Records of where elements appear
========

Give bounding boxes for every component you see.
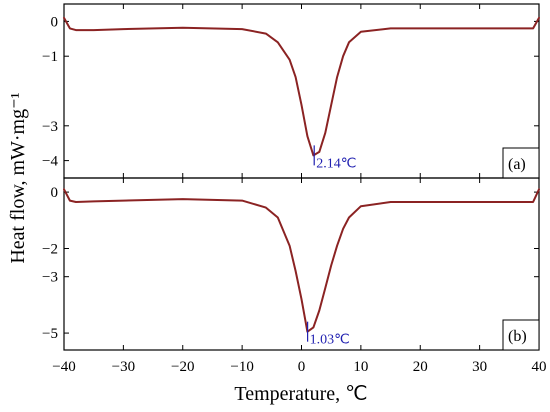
panel-a-x-ticks xyxy=(63,4,540,178)
y-tick-label: −2 xyxy=(42,241,58,257)
panel-b-tag: (b) xyxy=(508,328,527,345)
panel-b-peak-label: 1.03℃ xyxy=(310,333,350,348)
x-tick-label: −30 xyxy=(112,359,135,375)
panel-a-frame xyxy=(63,3,540,179)
y-tick-label: −1 xyxy=(42,49,58,65)
panel-a-tag: (a) xyxy=(508,156,526,173)
y-axis-title: Heat flow, mW·mg⁻¹ xyxy=(7,92,29,263)
x-tick-label: −40 xyxy=(52,359,75,375)
panel-b-y-ticks: 0 −2 −3 −5 xyxy=(42,185,539,342)
x-tick-label: −10 xyxy=(230,359,253,375)
y-tick-label: −3 xyxy=(42,270,58,286)
x-tick-labels: −40 −30 −20 −10 0 10 20 30 40 xyxy=(52,359,546,375)
x-tick-label: −20 xyxy=(171,359,194,375)
panel-a: 0 −1 −3 −4 2.14℃ (a) xyxy=(42,3,540,179)
panel-b-tag-box xyxy=(502,319,540,351)
panel-a-peak-label: 2.14℃ xyxy=(316,156,356,171)
panel-a-tag-box xyxy=(502,147,540,179)
x-tick-label: 40 xyxy=(532,359,547,375)
y-tick-label: 0 xyxy=(51,14,59,30)
panel-a-series-line xyxy=(63,16,540,157)
x-tick-label: 30 xyxy=(472,359,487,375)
y-tick-label: −3 xyxy=(42,119,58,135)
panel-b-x-ticks xyxy=(63,178,540,350)
x-tick-label: 10 xyxy=(353,359,368,375)
panel-b-series-line xyxy=(63,188,540,333)
y-tick-label: 0 xyxy=(51,185,59,201)
x-axis-title: Temperature, ℃ xyxy=(234,383,367,405)
x-tick-label: 0 xyxy=(298,359,306,375)
x-tick-label: 20 xyxy=(413,359,428,375)
y-tick-label: −5 xyxy=(42,326,58,342)
panel-a-y-ticks: 0 −1 −3 −4 xyxy=(42,14,539,170)
panel-b: 0 −2 −3 −5 1.03℃ (b) xyxy=(42,177,540,351)
y-tick-label: −4 xyxy=(42,154,58,170)
panel-b-frame xyxy=(63,177,540,351)
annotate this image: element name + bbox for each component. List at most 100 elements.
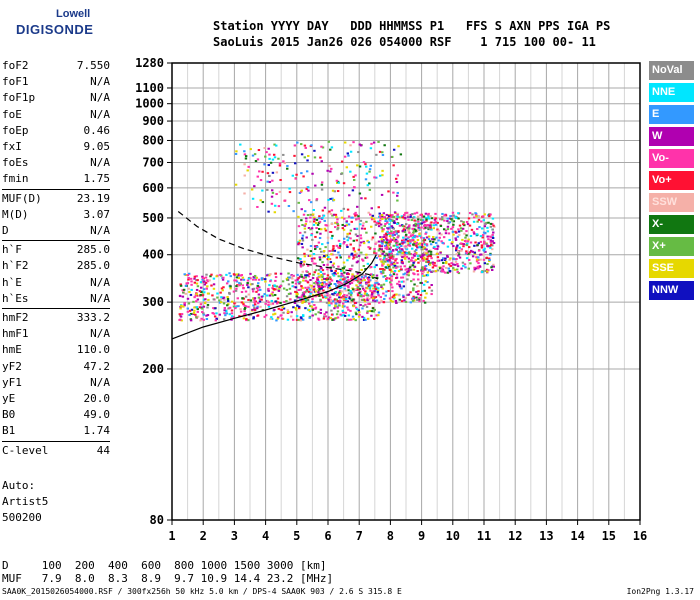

========

- **Exercise requirements**
Copy out every line of the listing above word for word, but omit the pictures.

- **Output**
Give bounding boxes for every component you see.
panel-a-x-ticks xyxy=(63,4,540,178)
y-tick-label: −2 xyxy=(42,241,58,257)
panel-b-tag: (b) xyxy=(508,328,527,345)
panel-b-peak-label: 1.03℃ xyxy=(310,333,350,348)
x-tick-label: −30 xyxy=(112,359,135,375)
panel-a-frame xyxy=(63,3,540,179)
y-tick-label: −1 xyxy=(42,49,58,65)
panel-a-tag: (a) xyxy=(508,156,526,173)
y-axis-title: Heat flow, mW·mg⁻¹ xyxy=(7,92,29,263)
x-tick-label: −40 xyxy=(52,359,75,375)
panel-b-y-ticks: 0 −2 −3 −5 xyxy=(42,185,539,342)
x-tick-label: −10 xyxy=(230,359,253,375)
y-tick-label: −3 xyxy=(42,270,58,286)
x-tick-labels: −40 −30 −20 −10 0 10 20 30 40 xyxy=(52,359,546,375)
x-tick-label: −20 xyxy=(171,359,194,375)
panel-a: 0 −1 −3 −4 2.14℃ (a) xyxy=(42,3,540,179)
panel-b-tag-box xyxy=(502,319,540,351)
panel-a-peak-label: 2.14℃ xyxy=(316,156,356,171)
panel-a-tag-box xyxy=(502,147,540,179)
x-tick-label: 40 xyxy=(532,359,547,375)
y-tick-label: 0 xyxy=(51,14,59,30)
panel-a-series-line xyxy=(63,16,540,157)
x-tick-label: 30 xyxy=(472,359,487,375)
y-tick-label: −3 xyxy=(42,119,58,135)
panel-b-x-ticks xyxy=(63,178,540,350)
x-tick-label: 10 xyxy=(353,359,368,375)
panel-b-series-line xyxy=(63,188,540,333)
y-tick-label: 0 xyxy=(51,185,59,201)
x-axis-title: Temperature, ℃ xyxy=(234,383,367,405)
x-tick-label: 0 xyxy=(298,359,306,375)
x-tick-label: 20 xyxy=(413,359,428,375)
y-tick-label: −5 xyxy=(42,326,58,342)
panel-a-y-ticks: 0 −1 −3 −4 xyxy=(42,14,539,170)
panel-b: 0 −2 −3 −5 1.03℃ (b) xyxy=(42,177,540,351)
y-tick-label: −4 xyxy=(42,154,58,170)
panel-b-frame xyxy=(63,177,540,351)
annotate this image: element name + bbox for each component. List at most 100 elements.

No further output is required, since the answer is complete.